(Dataset excerpt)
--- Begin ---

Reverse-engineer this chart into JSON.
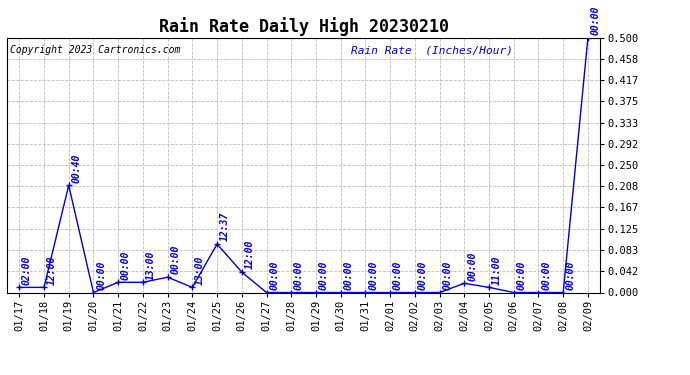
{
  "title": "Rain Rate Daily High 20230210",
  "copyright": "Copyright 2023 Cartronics.com",
  "ylabel": "Rain Rate  (Inches/Hour)",
  "ylabel_color": "#0000cc",
  "line_color": "#0000cc",
  "background_color": "#ffffff",
  "grid_color": "#bbbbbb",
  "ylim": [
    0.0,
    0.5
  ],
  "yticks": [
    0.0,
    0.042,
    0.083,
    0.125,
    0.167,
    0.208,
    0.25,
    0.292,
    0.333,
    0.375,
    0.417,
    0.458,
    0.5
  ],
  "dates": [
    "01/17",
    "01/18",
    "01/19",
    "01/20",
    "01/21",
    "01/22",
    "01/23",
    "01/24",
    "01/25",
    "01/26",
    "01/27",
    "01/28",
    "01/29",
    "01/30",
    "01/31",
    "02/01",
    "02/02",
    "02/03",
    "02/04",
    "02/05",
    "02/06",
    "02/07",
    "02/08",
    "02/09"
  ],
  "values": [
    0.01,
    0.01,
    0.21,
    0.0,
    0.02,
    0.02,
    0.03,
    0.01,
    0.095,
    0.04,
    0.0,
    0.0,
    0.0,
    0.0,
    0.0,
    0.0,
    0.0,
    0.0,
    0.018,
    0.01,
    0.0,
    0.0,
    0.0,
    0.5
  ],
  "time_labels": [
    "02:00",
    "12:00",
    "00:40",
    "00:00",
    "00:00",
    "13:00",
    "00:00",
    "13:00",
    "12:37",
    "12:00",
    "00:00",
    "00:00",
    "00:00",
    "00:00",
    "00:00",
    "00:00",
    "00:00",
    "00:00",
    "00:00",
    "11:00",
    "00:00",
    "00:00",
    "00:00",
    "00:00"
  ],
  "title_fontsize": 12,
  "tick_fontsize": 7.5,
  "label_fontsize": 8,
  "copyright_fontsize": 7,
  "annotation_fontsize": 7
}
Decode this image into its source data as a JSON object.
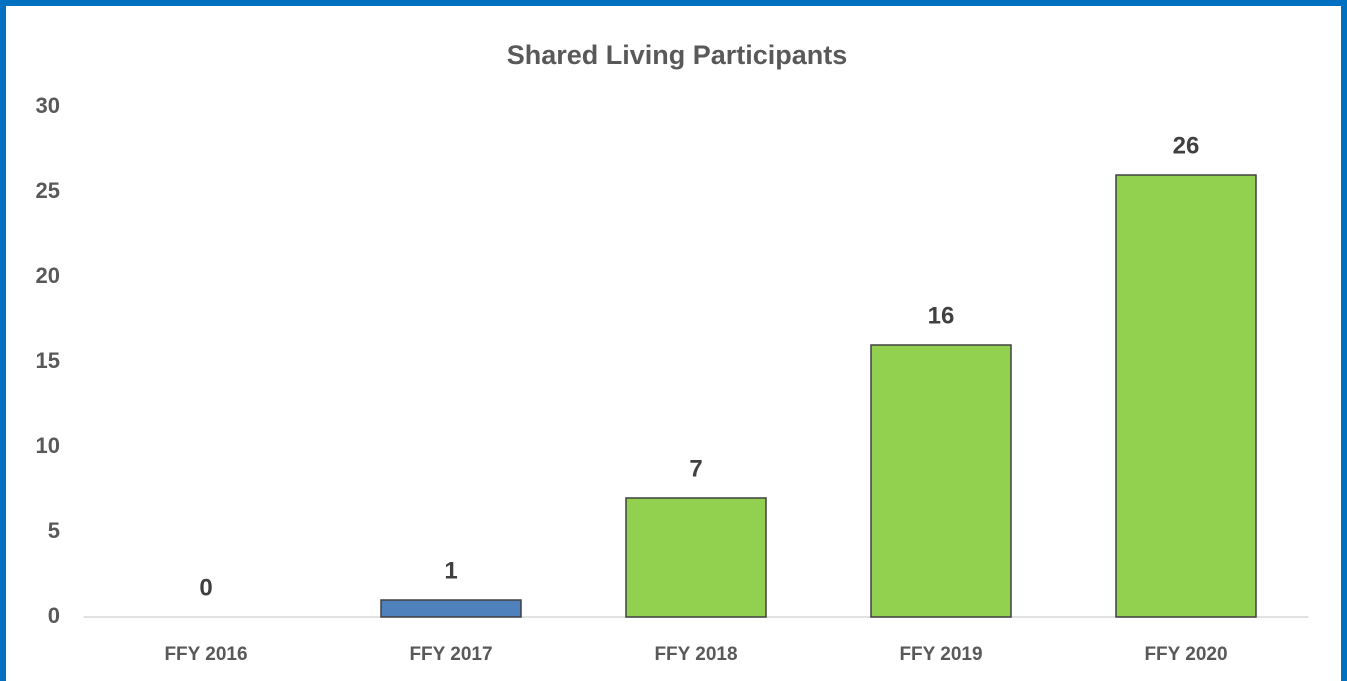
{
  "chart_data": {
    "type": "bar",
    "title": "Shared Living Participants",
    "categories": [
      "FFY 2016",
      "FFY 2017",
      "FFY 2018",
      "FFY 2019",
      "FFY 2020"
    ],
    "values": [
      0,
      1,
      7,
      16,
      26
    ],
    "colors": [
      "#92d050",
      "#4f81bd",
      "#92d050",
      "#92d050",
      "#92d050"
    ],
    "ylim": [
      0,
      30
    ],
    "yticks": [
      0,
      5,
      10,
      15,
      20,
      25,
      30
    ],
    "grid": false,
    "data_labels": true
  }
}
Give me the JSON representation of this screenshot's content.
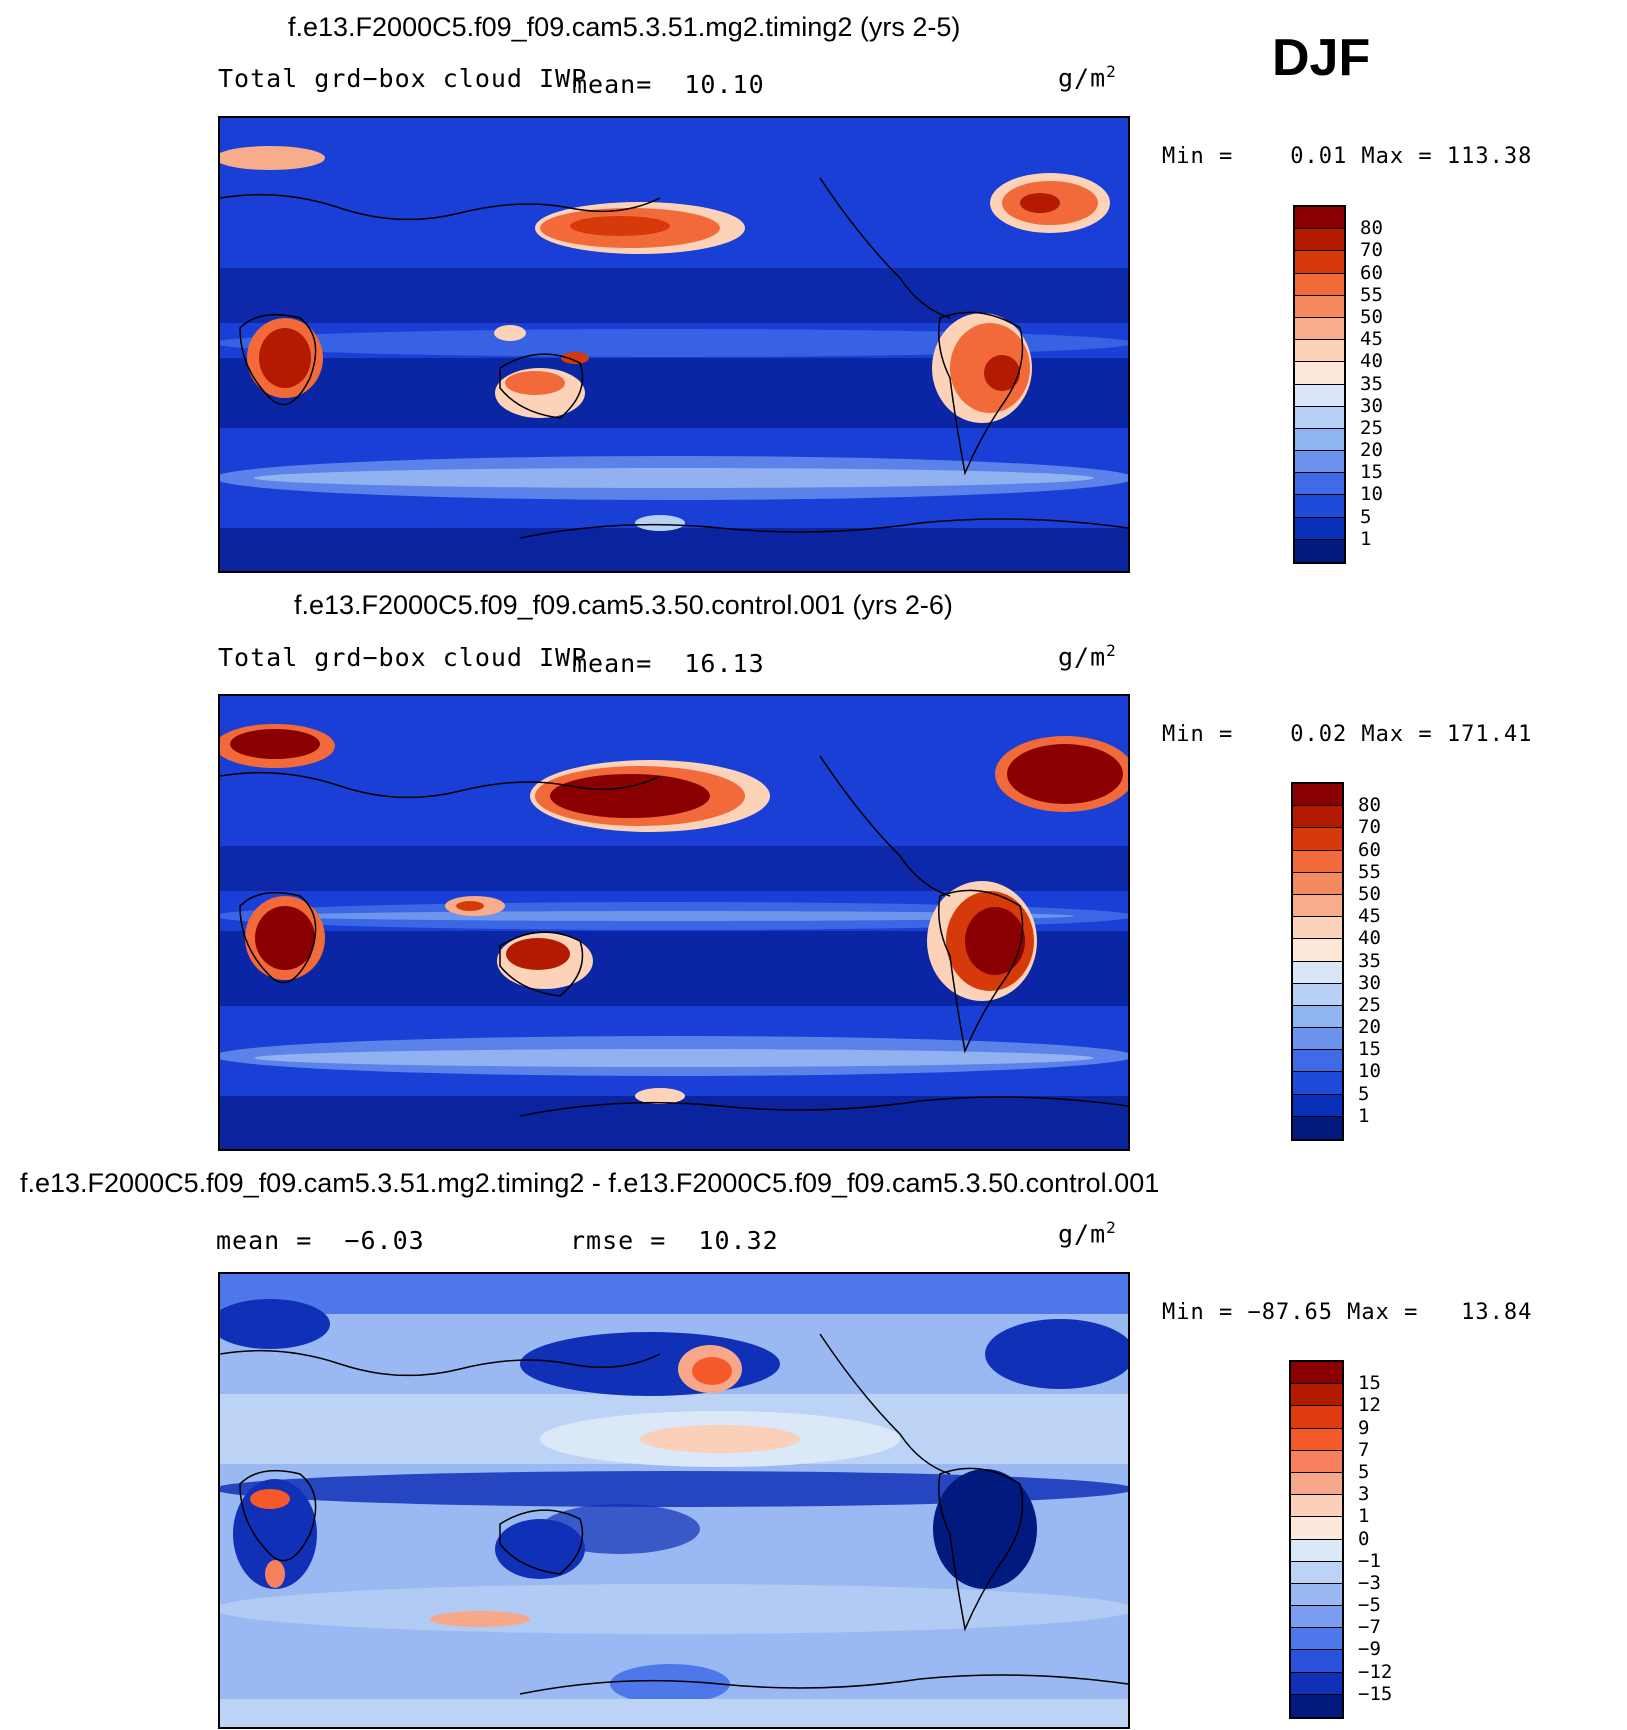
{
  "season": "DJF",
  "panels": [
    {
      "title": "f.e13.F2000C5.f09_f09.cam5.3.51.mg2.timing2 (yrs 2-5)",
      "left_text": "Total grd−box cloud IWP",
      "mean_label": "mean=  10.10",
      "units_base": "g/m",
      "units_exp": "2",
      "minmax": "Min =    0.01 Max = 113.38",
      "legend_labels": [
        "80",
        "70",
        "60",
        "55",
        "50",
        "45",
        "40",
        "35",
        "30",
        "25",
        "20",
        "15",
        "10",
        "5",
        "1"
      ]
    },
    {
      "title": "f.e13.F2000C5.f09_f09.cam5.3.50.control.001 (yrs 2-6)",
      "left_text": "Total grd−box cloud IWP",
      "mean_label": "mean=  16.13",
      "units_base": "g/m",
      "units_exp": "2",
      "minmax": "Min =    0.02 Max = 171.41",
      "legend_labels": [
        "80",
        "70",
        "60",
        "55",
        "50",
        "45",
        "40",
        "35",
        "30",
        "25",
        "20",
        "15",
        "10",
        "5",
        "1"
      ]
    },
    {
      "title": "f.e13.F2000C5.f09_f09.cam5.3.51.mg2.timing2 - f.e13.F2000C5.f09_f09.cam5.3.50.control.001",
      "mean_label": "mean =  −6.03",
      "rmse_label": "rmse =  10.32",
      "units_base": "g/m",
      "units_exp": "2",
      "minmax": "Min = −87.65 Max =   13.84",
      "legend_labels": [
        "15",
        "12",
        "9",
        "7",
        "5",
        "3",
        "1",
        "0",
        "−1",
        "−3",
        "−5",
        "−7",
        "−9",
        "−12",
        "−15"
      ]
    }
  ],
  "colors": {
    "abs_scale": [
      "#8a0000",
      "#b31a00",
      "#d63a0a",
      "#f26a3a",
      "#f58a5e",
      "#f7ad8c",
      "#fcd2b8",
      "#fde8d8",
      "#d8e6f7",
      "#b8d0f5",
      "#8eb4f2",
      "#6a94ed",
      "#3f6ce6",
      "#1f4bdb",
      "#0a2fb8",
      "#001a80"
    ],
    "diff_scale": [
      "#8a0000",
      "#b31a00",
      "#e03a10",
      "#f55a2a",
      "#f78060",
      "#f8a88a",
      "#fbd0b8",
      "#fde8dc",
      "#dbe8f8",
      "#bcd3f6",
      "#9ab9f2",
      "#7a9df0",
      "#4e78ea",
      "#2852dc",
      "#1030b8",
      "#001a80"
    ],
    "ocean_blue": "#1a3fd6",
    "ocean_dark": "#0a239e"
  }
}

--- End ---

Output a faithful copy of the data, with each picture left out.

Reverse-engineer this chart into JSON.
{
  "title": "Rain Rate Daily High 20230210",
  "copyright": "Copyright 2023 Cartronics.com",
  "ylabel": "Rain Rate  (Inches/Hour)",
  "ylabel_color": "#0000cc",
  "line_color": "#0000cc",
  "background_color": "#ffffff",
  "grid_color": "#bbbbbb",
  "ylim": [
    0.0,
    0.5
  ],
  "yticks": [
    0.0,
    0.042,
    0.083,
    0.125,
    0.167,
    0.208,
    0.25,
    0.292,
    0.333,
    0.375,
    0.417,
    0.458,
    0.5
  ],
  "dates": [
    "01/17",
    "01/18",
    "01/19",
    "01/20",
    "01/21",
    "01/22",
    "01/23",
    "01/24",
    "01/25",
    "01/26",
    "01/27",
    "01/28",
    "01/29",
    "01/30",
    "01/31",
    "02/01",
    "02/02",
    "02/03",
    "02/04",
    "02/05",
    "02/06",
    "02/07",
    "02/08",
    "02/09"
  ],
  "values": [
    0.01,
    0.01,
    0.21,
    0.0,
    0.02,
    0.02,
    0.03,
    0.01,
    0.095,
    0.04,
    0.0,
    0.0,
    0.0,
    0.0,
    0.0,
    0.0,
    0.0,
    0.0,
    0.018,
    0.01,
    0.0,
    0.0,
    0.0,
    0.5
  ],
  "time_labels": [
    "02:00",
    "12:00",
    "00:40",
    "00:00",
    "00:00",
    "13:00",
    "00:00",
    "13:00",
    "12:37",
    "12:00",
    "00:00",
    "00:00",
    "00:00",
    "00:00",
    "00:00",
    "00:00",
    "00:00",
    "00:00",
    "00:00",
    "11:00",
    "00:00",
    "00:00",
    "00:00",
    "00:00"
  ],
  "title_fontsize": 12,
  "tick_fontsize": 7.5,
  "label_fontsize": 8,
  "copyright_fontsize": 7,
  "annotation_fontsize": 7
}
Decode this image into its source data as a JSON object.
{
  "chart_data": {
    "type": "bar",
    "title": "Shared Living Participants",
    "categories": [
      "FFY 2016",
      "FFY 2017",
      "FFY 2018",
      "FFY 2019",
      "FFY 2020"
    ],
    "values": [
      0,
      1,
      7,
      16,
      26
    ],
    "colors": [
      "#92d050",
      "#4f81bd",
      "#92d050",
      "#92d050",
      "#92d050"
    ],
    "ylim": [
      0,
      30
    ],
    "yticks": [
      0,
      5,
      10,
      15,
      20,
      25,
      30
    ],
    "grid": false,
    "data_labels": true
  }
}
Give me the JSON representation of this screenshot's content.
{
  "season": "DJF",
  "panels": [
    {
      "title": "f.e13.F2000C5.f09_f09.cam5.3.51.mg2.timing2 (yrs 2-5)",
      "left_text": "Total grd−box cloud IWP",
      "mean_label": "mean=  10.10",
      "units_base": "g/m",
      "units_exp": "2",
      "minmax": "Min =    0.01 Max = 113.38",
      "legend_labels": [
        "80",
        "70",
        "60",
        "55",
        "50",
        "45",
        "40",
        "35",
        "30",
        "25",
        "20",
        "15",
        "10",
        "5",
        "1"
      ]
    },
    {
      "title": "f.e13.F2000C5.f09_f09.cam5.3.50.control.001 (yrs 2-6)",
      "left_text": "Total grd−box cloud IWP",
      "mean_label": "mean=  16.13",
      "units_base": "g/m",
      "units_exp": "2",
      "minmax": "Min =    0.02 Max = 171.41",
      "legend_labels": [
        "80",
        "70",
        "60",
        "55",
        "50",
        "45",
        "40",
        "35",
        "30",
        "25",
        "20",
        "15",
        "10",
        "5",
        "1"
      ]
    },
    {
      "title": "f.e13.F2000C5.f09_f09.cam5.3.51.mg2.timing2 - f.e13.F2000C5.f09_f09.cam5.3.50.control.001",
      "mean_label": "mean =  −6.03",
      "rmse_label": "rmse =  10.32",
      "units_base": "g/m",
      "units_exp": "2",
      "minmax": "Min = −87.65 Max =   13.84",
      "legend_labels": [
        "15",
        "12",
        "9",
        "7",
        "5",
        "3",
        "1",
        "0",
        "−1",
        "−3",
        "−5",
        "−7",
        "−9",
        "−12",
        "−15"
      ]
    }
  ],
  "colors": {
    "abs_scale": [
      "#8a0000",
      "#b31a00",
      "#d63a0a",
      "#f26a3a",
      "#f58a5e",
      "#f7ad8c",
      "#fcd2b8",
      "#fde8d8",
      "#d8e6f7",
      "#b8d0f5",
      "#8eb4f2",
      "#6a94ed",
      "#3f6ce6",
      "#1f4bdb",
      "#0a2fb8",
      "#001a80"
    ],
    "diff_scale": [
      "#8a0000",
      "#b31a00",
      "#e03a10",
      "#f55a2a",
      "#f78060",
      "#f8a88a",
      "#fbd0b8",
      "#fde8dc",
      "#dbe8f8",
      "#bcd3f6",
      "#9ab9f2",
      "#7a9df0",
      "#4e78ea",
      "#2852dc",
      "#1030b8",
      "#001a80"
    ],
    "ocean_blue": "#1a3fd6",
    "ocean_dark": "#0a239e"
  }
}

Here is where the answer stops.